(Dataset records)
^^^^^^^^
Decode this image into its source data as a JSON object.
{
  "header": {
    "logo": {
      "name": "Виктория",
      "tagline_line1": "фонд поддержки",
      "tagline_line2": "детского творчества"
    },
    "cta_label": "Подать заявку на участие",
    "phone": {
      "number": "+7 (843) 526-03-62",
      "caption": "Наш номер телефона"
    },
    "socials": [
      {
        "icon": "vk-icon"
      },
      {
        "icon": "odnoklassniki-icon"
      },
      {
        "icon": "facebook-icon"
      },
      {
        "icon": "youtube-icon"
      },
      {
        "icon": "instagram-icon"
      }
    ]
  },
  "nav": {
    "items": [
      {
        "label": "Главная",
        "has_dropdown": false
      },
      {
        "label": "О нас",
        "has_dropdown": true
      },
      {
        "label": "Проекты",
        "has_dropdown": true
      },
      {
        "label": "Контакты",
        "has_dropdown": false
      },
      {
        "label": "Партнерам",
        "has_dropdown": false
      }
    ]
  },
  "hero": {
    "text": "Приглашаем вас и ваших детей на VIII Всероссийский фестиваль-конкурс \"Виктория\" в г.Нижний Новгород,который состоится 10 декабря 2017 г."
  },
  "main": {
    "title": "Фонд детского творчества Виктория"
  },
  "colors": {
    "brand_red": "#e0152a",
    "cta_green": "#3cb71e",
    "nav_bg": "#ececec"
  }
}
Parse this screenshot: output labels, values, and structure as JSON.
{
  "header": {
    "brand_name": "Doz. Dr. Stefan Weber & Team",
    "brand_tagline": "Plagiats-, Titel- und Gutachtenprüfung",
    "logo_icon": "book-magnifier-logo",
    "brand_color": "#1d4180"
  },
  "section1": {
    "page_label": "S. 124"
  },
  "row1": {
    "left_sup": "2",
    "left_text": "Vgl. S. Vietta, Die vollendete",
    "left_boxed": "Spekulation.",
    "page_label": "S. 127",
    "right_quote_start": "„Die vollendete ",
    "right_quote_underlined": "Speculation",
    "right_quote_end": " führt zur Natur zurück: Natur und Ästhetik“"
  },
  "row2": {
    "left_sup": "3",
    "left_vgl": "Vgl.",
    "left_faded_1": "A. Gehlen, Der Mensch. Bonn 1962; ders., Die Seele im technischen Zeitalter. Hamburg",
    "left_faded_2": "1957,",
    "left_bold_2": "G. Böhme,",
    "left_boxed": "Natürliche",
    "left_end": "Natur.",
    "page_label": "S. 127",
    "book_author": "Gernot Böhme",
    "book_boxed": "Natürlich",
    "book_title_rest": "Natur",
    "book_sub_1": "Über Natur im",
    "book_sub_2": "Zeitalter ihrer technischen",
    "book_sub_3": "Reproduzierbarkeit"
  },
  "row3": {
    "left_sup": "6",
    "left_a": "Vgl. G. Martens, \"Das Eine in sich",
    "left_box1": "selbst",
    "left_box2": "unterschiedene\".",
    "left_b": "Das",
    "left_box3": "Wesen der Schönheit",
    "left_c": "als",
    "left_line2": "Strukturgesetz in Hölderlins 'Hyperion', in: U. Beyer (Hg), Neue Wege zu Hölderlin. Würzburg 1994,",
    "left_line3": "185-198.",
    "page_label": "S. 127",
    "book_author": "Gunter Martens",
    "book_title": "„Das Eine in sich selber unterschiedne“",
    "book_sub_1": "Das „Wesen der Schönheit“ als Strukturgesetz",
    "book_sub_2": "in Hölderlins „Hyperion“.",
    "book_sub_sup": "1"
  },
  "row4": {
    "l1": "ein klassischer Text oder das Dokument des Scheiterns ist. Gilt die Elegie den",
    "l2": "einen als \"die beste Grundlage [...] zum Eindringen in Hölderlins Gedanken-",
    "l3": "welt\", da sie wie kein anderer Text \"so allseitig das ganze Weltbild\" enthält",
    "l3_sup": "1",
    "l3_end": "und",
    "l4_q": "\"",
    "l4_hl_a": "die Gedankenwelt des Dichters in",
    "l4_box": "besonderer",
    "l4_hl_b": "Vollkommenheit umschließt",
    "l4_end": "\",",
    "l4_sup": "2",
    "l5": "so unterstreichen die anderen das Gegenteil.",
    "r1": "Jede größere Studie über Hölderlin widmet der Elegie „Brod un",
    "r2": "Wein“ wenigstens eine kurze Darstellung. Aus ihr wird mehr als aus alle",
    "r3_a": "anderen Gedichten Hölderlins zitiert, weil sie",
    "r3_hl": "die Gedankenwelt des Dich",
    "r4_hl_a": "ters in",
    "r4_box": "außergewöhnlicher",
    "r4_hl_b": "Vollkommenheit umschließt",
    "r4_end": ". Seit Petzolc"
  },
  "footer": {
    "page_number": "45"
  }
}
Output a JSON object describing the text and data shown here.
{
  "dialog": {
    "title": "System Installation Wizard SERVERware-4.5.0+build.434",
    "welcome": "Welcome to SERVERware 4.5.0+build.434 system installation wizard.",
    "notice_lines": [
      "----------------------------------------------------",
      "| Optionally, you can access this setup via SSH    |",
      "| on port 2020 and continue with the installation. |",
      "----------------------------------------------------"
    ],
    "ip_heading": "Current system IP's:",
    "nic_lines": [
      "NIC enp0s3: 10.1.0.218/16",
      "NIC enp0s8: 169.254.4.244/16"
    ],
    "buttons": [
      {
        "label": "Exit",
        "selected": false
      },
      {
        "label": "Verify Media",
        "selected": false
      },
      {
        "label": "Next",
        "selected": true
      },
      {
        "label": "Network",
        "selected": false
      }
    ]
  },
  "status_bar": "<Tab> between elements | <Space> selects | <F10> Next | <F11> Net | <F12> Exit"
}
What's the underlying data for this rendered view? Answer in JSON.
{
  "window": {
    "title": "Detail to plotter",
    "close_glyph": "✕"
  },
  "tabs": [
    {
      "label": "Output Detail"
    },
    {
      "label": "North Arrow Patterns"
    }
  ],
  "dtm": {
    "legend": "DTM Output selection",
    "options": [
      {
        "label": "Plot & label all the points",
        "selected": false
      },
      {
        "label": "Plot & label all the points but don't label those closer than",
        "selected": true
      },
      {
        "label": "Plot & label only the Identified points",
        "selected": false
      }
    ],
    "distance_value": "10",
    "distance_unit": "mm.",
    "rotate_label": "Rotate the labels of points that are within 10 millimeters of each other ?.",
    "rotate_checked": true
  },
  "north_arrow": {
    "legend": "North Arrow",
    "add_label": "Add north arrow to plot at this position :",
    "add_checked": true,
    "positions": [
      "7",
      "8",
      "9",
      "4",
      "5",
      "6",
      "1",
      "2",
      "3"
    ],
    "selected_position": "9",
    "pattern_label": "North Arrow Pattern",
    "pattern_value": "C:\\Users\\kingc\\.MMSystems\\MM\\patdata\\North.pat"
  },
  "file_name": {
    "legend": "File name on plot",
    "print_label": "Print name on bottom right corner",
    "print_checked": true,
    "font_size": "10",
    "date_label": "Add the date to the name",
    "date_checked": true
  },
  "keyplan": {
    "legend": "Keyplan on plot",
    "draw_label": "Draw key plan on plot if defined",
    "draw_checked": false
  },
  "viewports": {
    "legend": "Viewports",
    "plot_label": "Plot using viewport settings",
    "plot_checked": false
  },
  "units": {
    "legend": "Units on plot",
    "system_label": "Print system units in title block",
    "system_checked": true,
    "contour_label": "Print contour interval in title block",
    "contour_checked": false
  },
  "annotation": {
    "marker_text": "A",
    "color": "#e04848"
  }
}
^^^^^^^^
Direction: Show the lines of the data that hold the word "labels".

Finished exercise:
Parse this screenshot: output labels, values, and structure as JSON.
    "rotate_label": "Rotate the labels of points that are within 10 millimeters of each other ?.",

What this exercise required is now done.